**GIVEN TASK:**
Only the pictures are omitted; repeat all other data exactly.

**MATERIAL:**
— START —
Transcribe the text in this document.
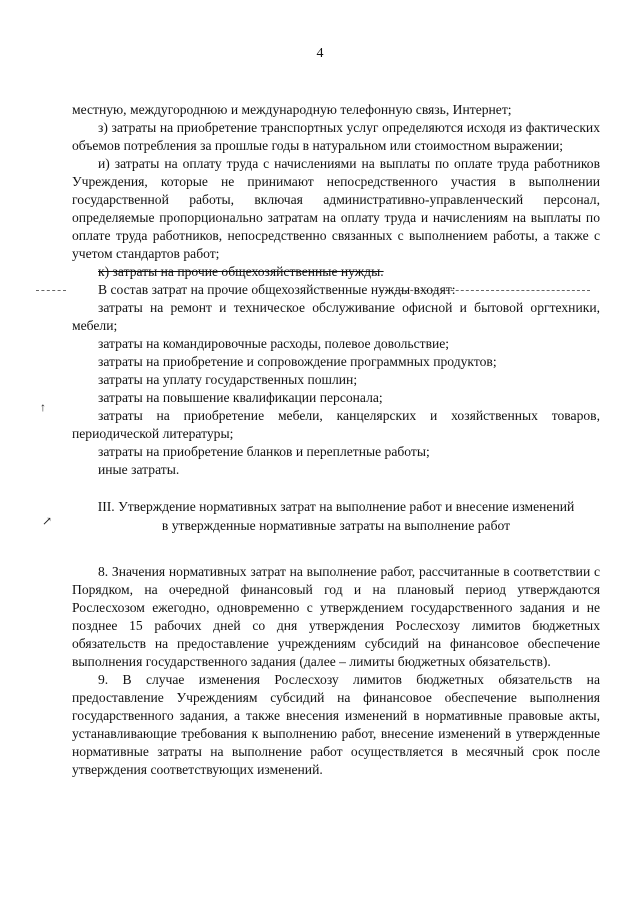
4
↑
↗

местную, междугороднюю и международную телефонную связь, Интернет;

з) затраты на приобретение транспортных услуг определяются исходя из фактических объемов потребления за прошлые годы в натуральном или стоимостном выражении;

и) затраты на оплату труда с начислениями на выплаты по оплате труда работников Учреждения, которые не принимают непосредственного участия в выполнении государственной работы, включая административно-управленческий персонал, определяемые пропорционально затратам на оплату труда и начислениям на выплаты по оплате труда работников, непосредственно связанных с выполнением работы, а также с учетом стандартов работ;

к) затраты на прочие общехозяйственные нужды.

В состав затрат на прочие общехозяйственные нужды входят:

затраты на ремонт и техническое обслуживание офисной и бытовой оргтехники, мебели;

затраты на командировочные расходы, полевое довольствие;

затраты на приобретение и сопровождение программных продуктов;

затраты на уплату государственных пошлин;

затраты на повышение квалификации персонала;

затраты на приобретение мебели, канцелярских и хозяйственных товаров, периодической литературы;

затраты на приобретение бланков и переплетные работы;

иные затраты.

III. Утверждение нормативных затрат на выполнение работ и внесение изменений
в утвержденные нормативные затраты на выполнение работ

8. Значения нормативных затрат на выполнение работ, рассчитанные в соответствии с Порядком, на очередной финансовый год и на плановый период утверждаются Рослесхозом ежегодно, одновременно с утверждением государственного задания и не позднее 15 рабочих дней со дня утверждения Рослесхозу лимитов бюджетных обязательств на предоставление учреждениям субсидий на финансовое обеспечение выполнения государственного задания (далее – лимиты бюджетных обязательств).

9. В случае изменения Рослесхозу лимитов бюджетных обязательств на предоставление Учреждениям субсидий на финансовое обеспечение выполнения государственного задания, а также внесения изменений в нормативные правовые акты, устанавливающие требования к выполнению работ, внесение изменений в утвержденные нормативные затраты на выполнение работ осуществляется в месячный срок после утверждения соответствующих изменений.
— END —
**FINISHED TASK:**
Transcribe the text in this document.
4
↑
↗

местную, междугороднюю и международную телефонную связь, Интернет;

з) затраты на приобретение транспортных услуг определяются исходя из фактических объемов потребления за прошлые годы в натуральном или стоимостном выражении;

и) затраты на оплату труда с начислениями на выплаты по оплате труда работников Учреждения, которые не принимают непосредственного участия в выполнении государственной работы, включая административно-управленческий персонал, определяемые пропорционально затратам на оплату труда и начислениям на выплаты по оплате труда работников, непосредственно связанных с выполнением работы, а также с учетом стандартов работ;

к) затраты на прочие общехозяйственные нужды.

В состав затрат на прочие общехозяйственные нужды входят:

затраты на ремонт и техническое обслуживание офисной и бытовой оргтехники, мебели;

затраты на командировочные расходы, полевое довольствие;

затраты на приобретение и сопровождение программных продуктов;

затраты на уплату государственных пошлин;

затраты на повышение квалификации персонала;

затраты на приобретение мебели, канцелярских и хозяйственных товаров, периодической литературы;

затраты на приобретение бланков и переплетные работы;

иные затраты.

III. Утверждение нормативных затрат на выполнение работ и внесение изменений
в утвержденные нормативные затраты на выполнение работ

8. Значения нормативных затрат на выполнение работ, рассчитанные в соответствии с Порядком, на очередной финансовый год и на плановый период утверждаются Рослесхозом ежегодно, одновременно с утверждением государственного задания и не позднее 15 рабочих дней со дня утверждения Рослесхозу лимитов бюджетных обязательств на предоставление учреждениям субсидий на финансовое обеспечение выполнения государственного задания (далее – лимиты бюджетных обязательств).

9. В случае изменения Рослесхозу лимитов бюджетных обязательств на предоставление Учреждениям субсидий на финансовое обеспечение выполнения государственного задания, а также внесения изменений в нормативные правовые акты, устанавливающие требования к выполнению работ, внесение изменений в утвержденные нормативные затраты на выполнение работ осуществляется в месячный срок после утверждения соответствующих изменений.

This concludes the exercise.